Start
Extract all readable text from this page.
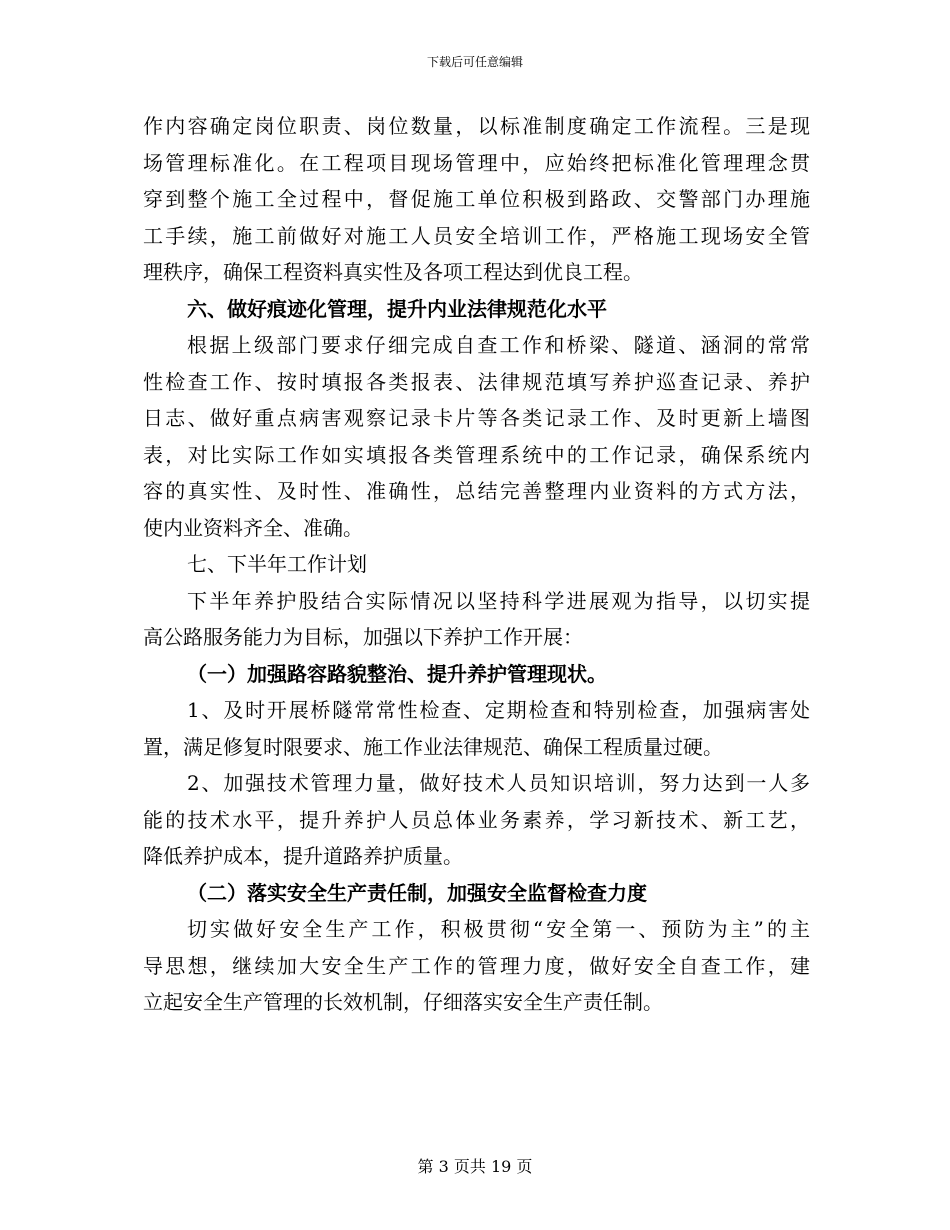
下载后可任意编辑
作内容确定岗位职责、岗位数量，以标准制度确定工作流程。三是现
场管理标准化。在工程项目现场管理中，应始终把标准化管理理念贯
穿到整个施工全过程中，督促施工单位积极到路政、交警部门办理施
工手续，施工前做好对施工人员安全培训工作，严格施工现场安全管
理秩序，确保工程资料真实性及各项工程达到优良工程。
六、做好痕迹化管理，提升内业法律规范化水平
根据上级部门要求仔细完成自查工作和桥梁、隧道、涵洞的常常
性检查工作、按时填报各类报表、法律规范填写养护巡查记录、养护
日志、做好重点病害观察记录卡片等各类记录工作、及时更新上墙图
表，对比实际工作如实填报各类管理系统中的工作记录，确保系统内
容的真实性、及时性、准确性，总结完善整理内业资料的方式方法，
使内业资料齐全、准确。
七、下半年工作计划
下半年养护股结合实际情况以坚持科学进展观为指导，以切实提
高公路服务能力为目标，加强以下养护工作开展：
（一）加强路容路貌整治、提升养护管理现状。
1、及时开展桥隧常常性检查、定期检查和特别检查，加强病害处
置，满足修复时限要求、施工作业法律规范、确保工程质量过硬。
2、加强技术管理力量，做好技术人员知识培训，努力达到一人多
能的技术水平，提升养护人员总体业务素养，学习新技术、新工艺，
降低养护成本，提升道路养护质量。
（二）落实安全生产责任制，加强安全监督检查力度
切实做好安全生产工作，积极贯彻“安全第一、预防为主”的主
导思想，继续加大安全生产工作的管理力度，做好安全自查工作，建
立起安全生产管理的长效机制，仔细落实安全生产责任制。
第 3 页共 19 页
End
Start
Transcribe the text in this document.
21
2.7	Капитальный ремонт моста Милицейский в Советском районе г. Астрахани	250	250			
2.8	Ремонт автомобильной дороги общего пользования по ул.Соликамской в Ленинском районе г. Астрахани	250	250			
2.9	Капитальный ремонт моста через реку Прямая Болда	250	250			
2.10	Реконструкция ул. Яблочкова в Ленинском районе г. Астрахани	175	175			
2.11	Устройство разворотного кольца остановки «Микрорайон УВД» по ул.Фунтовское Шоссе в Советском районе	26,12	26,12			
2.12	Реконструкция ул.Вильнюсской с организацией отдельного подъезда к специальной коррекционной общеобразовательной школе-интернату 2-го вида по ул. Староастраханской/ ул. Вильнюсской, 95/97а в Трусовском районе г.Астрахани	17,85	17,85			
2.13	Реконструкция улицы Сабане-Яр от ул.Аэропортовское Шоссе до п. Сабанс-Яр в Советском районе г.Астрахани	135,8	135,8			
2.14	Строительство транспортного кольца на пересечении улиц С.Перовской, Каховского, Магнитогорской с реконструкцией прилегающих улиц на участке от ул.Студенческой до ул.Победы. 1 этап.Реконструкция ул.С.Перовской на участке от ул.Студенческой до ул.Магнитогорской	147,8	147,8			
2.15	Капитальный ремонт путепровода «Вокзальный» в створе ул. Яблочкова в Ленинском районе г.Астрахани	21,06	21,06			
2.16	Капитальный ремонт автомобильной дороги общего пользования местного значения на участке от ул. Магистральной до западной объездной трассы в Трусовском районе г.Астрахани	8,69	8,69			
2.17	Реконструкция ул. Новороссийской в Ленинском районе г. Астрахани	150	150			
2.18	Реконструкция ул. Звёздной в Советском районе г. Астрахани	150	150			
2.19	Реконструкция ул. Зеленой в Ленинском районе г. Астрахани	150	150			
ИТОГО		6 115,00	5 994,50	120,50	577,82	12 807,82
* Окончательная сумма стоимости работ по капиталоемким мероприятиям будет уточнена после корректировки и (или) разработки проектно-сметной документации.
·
End
_Set problem_
Each line that holds the word "Шоссе" is to be copied.

_Full response_
2.11	Устройство разворотного кольца остановки «Микрорайон УВД» по ул.Фунтовское Шоссе в Советском районе	26,12	26,12			
2.13	Реконструкция улицы Сабане-Яр от ул.Аэропортовское Шоссе до п. Сабанс-Яр в Советском районе г.Астрахани	135,8	135,8			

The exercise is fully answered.